▶ Goal:
Every line holding the string "động" should be gathered.

▶ Supplied information:
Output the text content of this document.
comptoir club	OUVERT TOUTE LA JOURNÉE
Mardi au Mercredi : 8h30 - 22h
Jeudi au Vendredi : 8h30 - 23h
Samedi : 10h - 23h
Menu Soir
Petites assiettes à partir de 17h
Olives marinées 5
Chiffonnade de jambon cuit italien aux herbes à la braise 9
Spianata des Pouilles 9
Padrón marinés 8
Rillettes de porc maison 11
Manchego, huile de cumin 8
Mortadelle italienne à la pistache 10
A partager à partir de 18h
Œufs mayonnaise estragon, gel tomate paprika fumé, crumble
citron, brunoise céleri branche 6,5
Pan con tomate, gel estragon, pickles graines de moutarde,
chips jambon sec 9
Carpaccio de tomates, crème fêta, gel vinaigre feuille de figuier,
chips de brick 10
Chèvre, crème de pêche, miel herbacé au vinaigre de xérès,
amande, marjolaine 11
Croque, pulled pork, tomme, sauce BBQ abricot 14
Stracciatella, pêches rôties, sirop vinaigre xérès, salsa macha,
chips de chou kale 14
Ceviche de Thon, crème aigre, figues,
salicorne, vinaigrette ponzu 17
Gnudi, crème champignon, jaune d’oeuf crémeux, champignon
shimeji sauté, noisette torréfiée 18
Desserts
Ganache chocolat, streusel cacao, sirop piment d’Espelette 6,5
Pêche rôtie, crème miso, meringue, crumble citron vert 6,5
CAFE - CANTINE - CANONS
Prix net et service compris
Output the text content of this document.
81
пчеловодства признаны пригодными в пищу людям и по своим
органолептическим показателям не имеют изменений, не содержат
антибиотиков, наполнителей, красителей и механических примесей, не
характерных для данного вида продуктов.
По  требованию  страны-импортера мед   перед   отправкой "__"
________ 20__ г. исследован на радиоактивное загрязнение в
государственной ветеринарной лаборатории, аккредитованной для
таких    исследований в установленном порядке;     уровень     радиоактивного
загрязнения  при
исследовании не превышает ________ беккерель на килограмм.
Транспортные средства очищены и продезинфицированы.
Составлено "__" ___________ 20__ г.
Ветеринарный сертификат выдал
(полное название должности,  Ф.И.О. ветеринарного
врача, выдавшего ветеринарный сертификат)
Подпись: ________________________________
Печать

...

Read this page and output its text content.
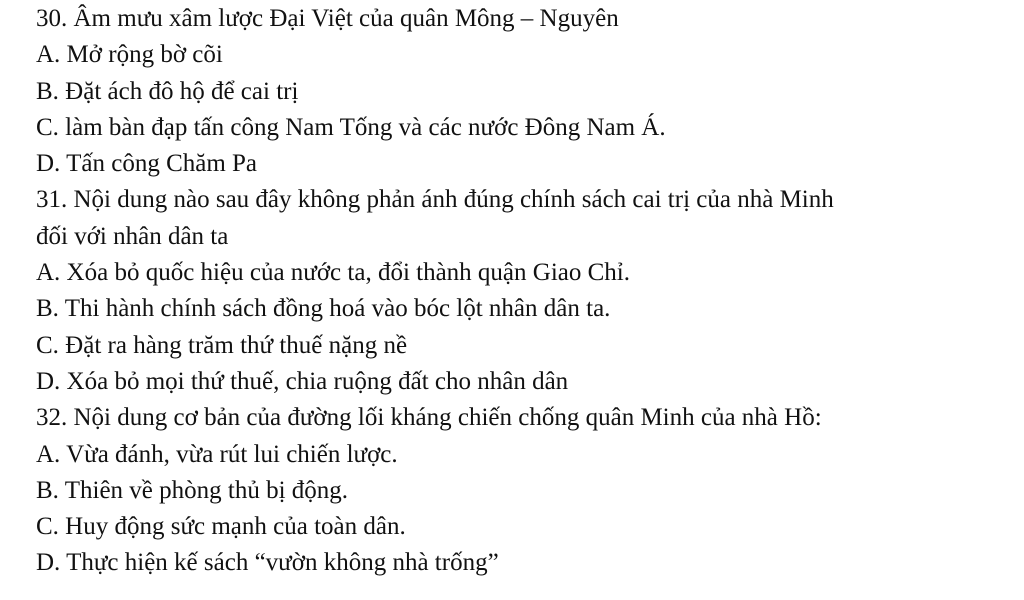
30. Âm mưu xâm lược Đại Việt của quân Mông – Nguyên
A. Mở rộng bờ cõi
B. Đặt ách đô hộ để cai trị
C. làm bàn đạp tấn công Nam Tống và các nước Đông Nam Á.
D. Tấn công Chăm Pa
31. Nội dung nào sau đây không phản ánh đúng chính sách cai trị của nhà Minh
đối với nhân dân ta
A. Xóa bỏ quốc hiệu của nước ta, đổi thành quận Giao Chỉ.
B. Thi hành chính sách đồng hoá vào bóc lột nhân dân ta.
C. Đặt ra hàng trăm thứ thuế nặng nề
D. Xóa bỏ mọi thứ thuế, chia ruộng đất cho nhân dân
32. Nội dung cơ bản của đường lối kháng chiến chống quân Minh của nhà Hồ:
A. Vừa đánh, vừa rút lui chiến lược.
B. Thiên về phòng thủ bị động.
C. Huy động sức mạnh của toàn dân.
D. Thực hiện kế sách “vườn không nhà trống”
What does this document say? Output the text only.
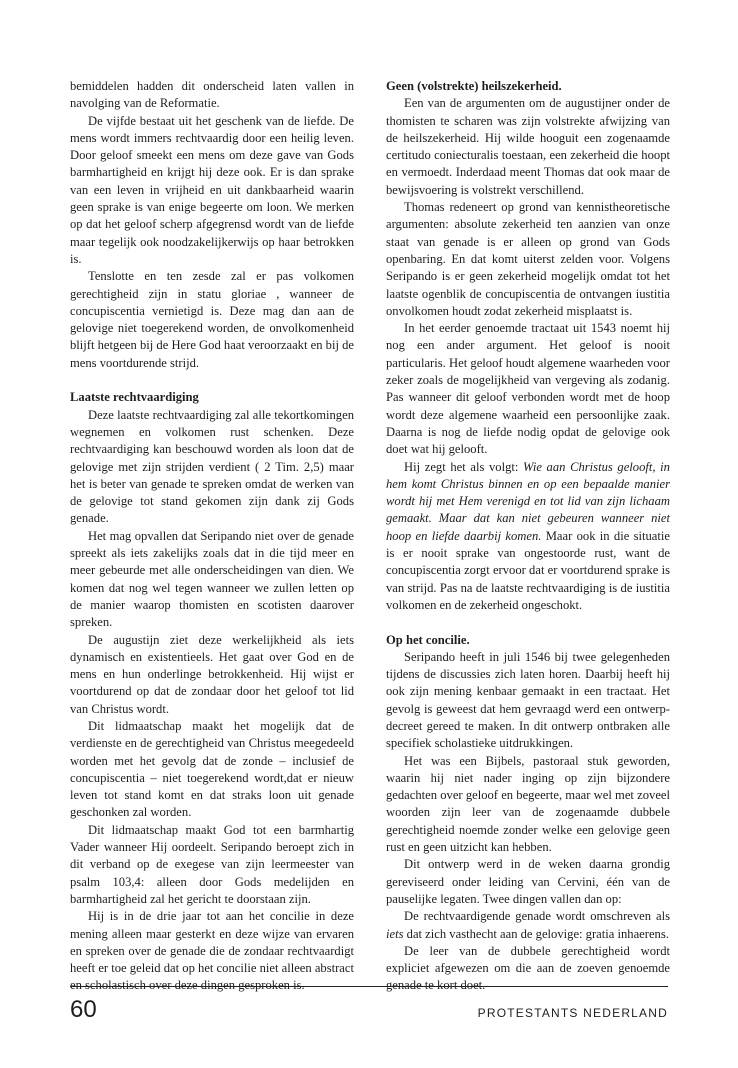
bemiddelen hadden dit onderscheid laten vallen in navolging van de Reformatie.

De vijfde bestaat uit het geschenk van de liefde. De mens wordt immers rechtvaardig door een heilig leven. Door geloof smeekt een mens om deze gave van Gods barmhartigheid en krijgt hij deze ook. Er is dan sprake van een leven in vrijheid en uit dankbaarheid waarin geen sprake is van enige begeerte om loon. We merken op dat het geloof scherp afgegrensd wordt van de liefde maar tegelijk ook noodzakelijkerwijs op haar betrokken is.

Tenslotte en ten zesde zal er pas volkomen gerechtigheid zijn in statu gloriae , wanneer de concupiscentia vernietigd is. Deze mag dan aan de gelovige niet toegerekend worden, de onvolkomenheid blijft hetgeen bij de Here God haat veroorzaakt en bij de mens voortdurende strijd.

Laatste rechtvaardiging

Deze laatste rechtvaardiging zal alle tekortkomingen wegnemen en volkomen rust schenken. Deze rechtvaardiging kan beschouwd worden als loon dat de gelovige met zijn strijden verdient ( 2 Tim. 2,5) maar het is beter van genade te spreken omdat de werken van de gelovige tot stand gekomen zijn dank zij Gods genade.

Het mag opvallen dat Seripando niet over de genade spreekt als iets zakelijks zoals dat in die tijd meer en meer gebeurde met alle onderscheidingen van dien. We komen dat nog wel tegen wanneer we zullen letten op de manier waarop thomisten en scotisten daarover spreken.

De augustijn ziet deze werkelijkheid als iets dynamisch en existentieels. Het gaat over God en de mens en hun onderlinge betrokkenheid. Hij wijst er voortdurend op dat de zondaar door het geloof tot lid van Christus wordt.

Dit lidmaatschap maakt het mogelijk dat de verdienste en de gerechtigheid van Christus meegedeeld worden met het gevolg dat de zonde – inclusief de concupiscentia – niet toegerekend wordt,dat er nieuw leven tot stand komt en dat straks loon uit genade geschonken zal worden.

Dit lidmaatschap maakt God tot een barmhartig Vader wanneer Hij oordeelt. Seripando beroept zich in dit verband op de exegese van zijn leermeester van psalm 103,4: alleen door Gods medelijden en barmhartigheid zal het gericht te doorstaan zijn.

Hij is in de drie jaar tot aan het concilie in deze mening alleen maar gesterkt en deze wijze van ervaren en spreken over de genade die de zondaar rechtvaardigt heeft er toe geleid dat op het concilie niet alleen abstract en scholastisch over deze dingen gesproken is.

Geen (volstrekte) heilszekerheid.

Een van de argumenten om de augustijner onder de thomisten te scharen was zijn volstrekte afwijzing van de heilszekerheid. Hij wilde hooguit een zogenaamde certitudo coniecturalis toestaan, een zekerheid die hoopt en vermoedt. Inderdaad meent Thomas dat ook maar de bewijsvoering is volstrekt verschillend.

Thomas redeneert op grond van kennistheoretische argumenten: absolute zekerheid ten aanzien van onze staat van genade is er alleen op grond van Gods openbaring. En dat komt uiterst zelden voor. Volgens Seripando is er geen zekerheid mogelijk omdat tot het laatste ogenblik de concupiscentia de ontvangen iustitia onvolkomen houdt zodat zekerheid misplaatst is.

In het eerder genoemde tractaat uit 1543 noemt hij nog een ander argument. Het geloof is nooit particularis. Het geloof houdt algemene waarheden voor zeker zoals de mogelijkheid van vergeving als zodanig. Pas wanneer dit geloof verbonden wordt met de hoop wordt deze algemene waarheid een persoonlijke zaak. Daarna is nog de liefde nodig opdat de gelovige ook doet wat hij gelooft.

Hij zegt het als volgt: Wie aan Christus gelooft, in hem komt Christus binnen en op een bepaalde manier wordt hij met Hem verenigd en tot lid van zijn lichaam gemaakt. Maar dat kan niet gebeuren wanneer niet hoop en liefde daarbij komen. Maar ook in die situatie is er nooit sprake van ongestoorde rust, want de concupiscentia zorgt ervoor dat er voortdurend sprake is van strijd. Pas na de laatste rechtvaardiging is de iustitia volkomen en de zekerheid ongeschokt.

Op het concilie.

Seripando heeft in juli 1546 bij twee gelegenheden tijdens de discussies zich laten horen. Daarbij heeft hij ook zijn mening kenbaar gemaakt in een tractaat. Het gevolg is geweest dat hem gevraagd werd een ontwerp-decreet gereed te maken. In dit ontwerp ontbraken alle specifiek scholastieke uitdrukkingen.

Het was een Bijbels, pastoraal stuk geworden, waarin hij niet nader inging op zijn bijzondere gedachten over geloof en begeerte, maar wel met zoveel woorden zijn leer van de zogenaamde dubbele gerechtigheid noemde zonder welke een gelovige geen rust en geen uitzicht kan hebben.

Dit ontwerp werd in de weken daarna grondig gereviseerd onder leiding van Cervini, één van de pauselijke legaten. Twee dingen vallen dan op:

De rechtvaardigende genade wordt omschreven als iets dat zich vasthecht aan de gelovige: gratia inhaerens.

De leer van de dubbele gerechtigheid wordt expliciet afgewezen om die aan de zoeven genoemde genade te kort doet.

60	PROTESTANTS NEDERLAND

--

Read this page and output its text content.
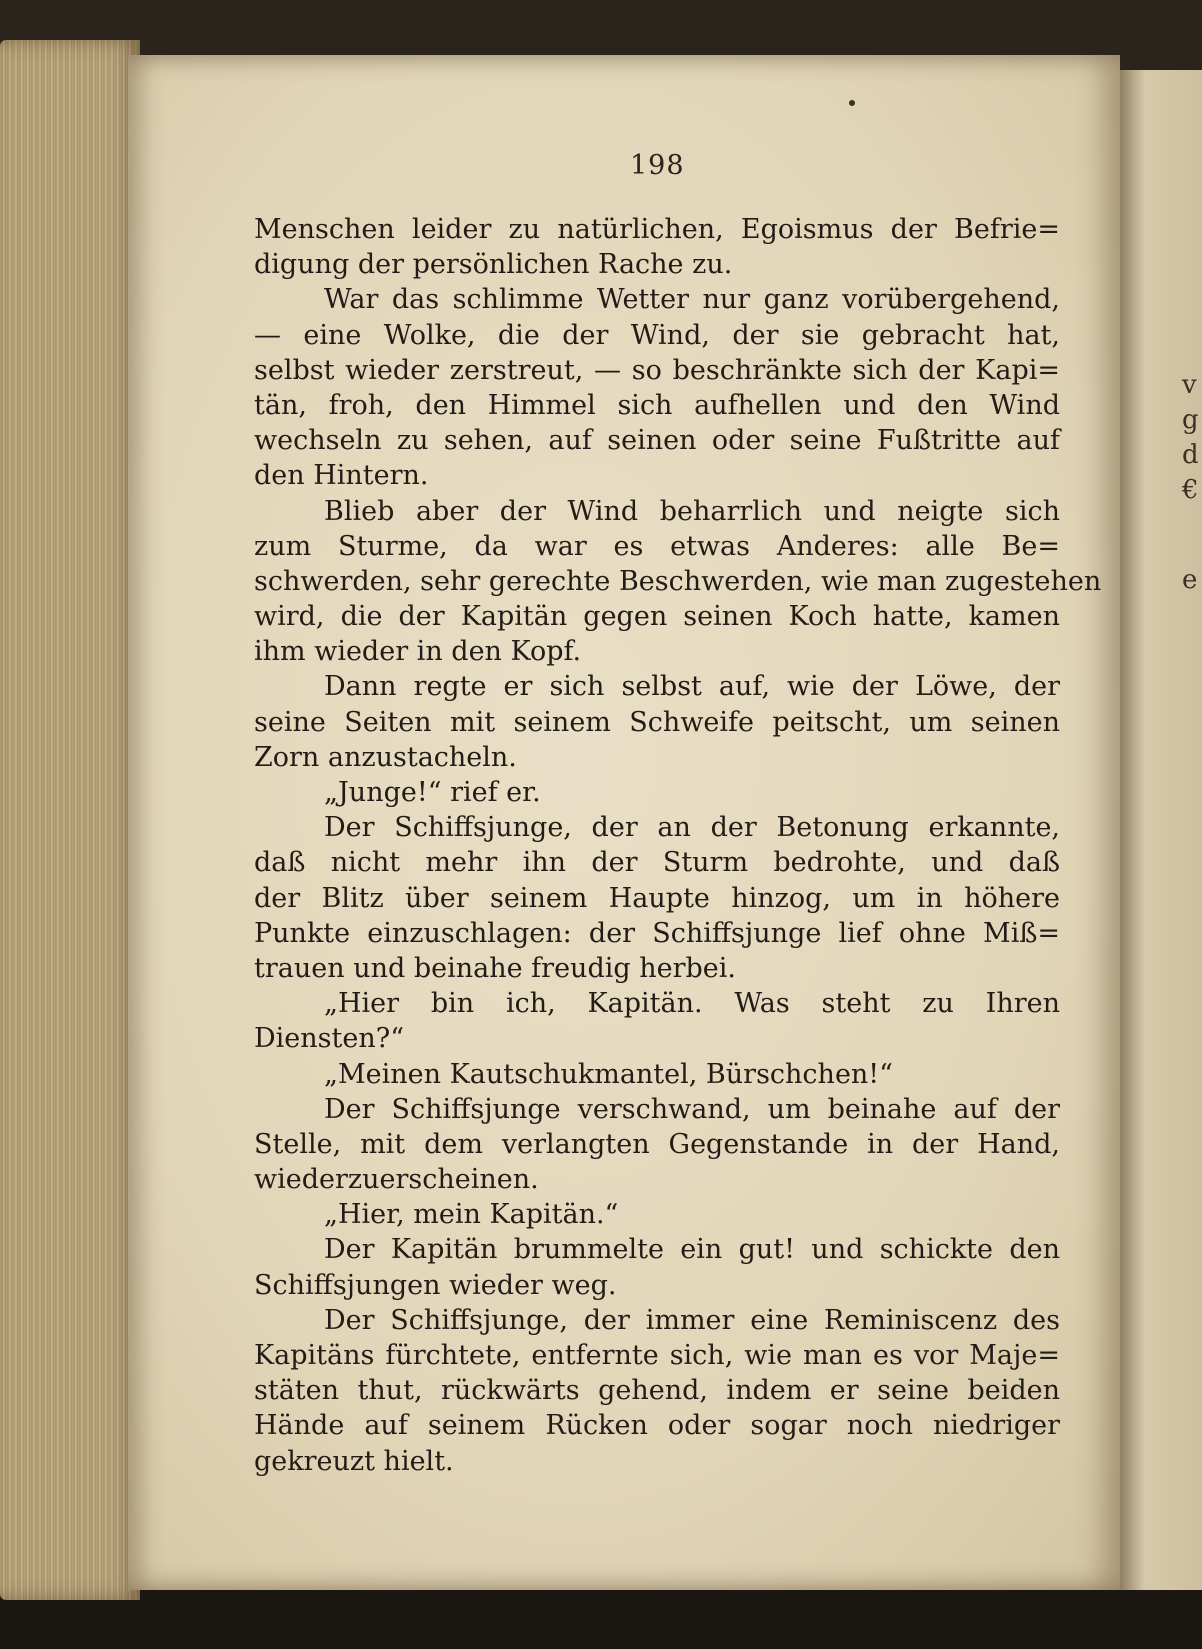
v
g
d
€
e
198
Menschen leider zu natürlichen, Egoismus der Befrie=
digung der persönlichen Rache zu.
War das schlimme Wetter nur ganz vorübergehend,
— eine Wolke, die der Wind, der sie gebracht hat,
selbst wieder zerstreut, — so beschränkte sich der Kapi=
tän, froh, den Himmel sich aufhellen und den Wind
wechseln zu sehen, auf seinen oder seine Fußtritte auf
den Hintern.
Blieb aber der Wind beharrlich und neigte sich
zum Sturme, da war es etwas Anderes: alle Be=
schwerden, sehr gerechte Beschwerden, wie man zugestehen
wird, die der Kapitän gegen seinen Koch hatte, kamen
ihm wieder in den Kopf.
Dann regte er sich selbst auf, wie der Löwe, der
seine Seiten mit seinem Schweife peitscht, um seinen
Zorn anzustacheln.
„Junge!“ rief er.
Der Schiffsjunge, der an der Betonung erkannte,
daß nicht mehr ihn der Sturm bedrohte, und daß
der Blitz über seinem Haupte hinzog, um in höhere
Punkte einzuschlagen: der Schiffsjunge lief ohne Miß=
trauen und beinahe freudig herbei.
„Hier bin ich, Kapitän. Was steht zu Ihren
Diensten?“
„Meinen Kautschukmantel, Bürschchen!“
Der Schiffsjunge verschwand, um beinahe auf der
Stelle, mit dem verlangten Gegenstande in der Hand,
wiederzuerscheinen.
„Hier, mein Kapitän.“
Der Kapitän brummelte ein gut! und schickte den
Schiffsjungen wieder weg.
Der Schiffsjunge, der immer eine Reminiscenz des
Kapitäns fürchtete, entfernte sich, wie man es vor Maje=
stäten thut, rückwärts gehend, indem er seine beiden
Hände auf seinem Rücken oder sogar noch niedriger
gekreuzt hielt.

▶ Expected answer:
B. Thiên về phòng thủ bị động.
C. Huy động sức mạnh của toàn dân.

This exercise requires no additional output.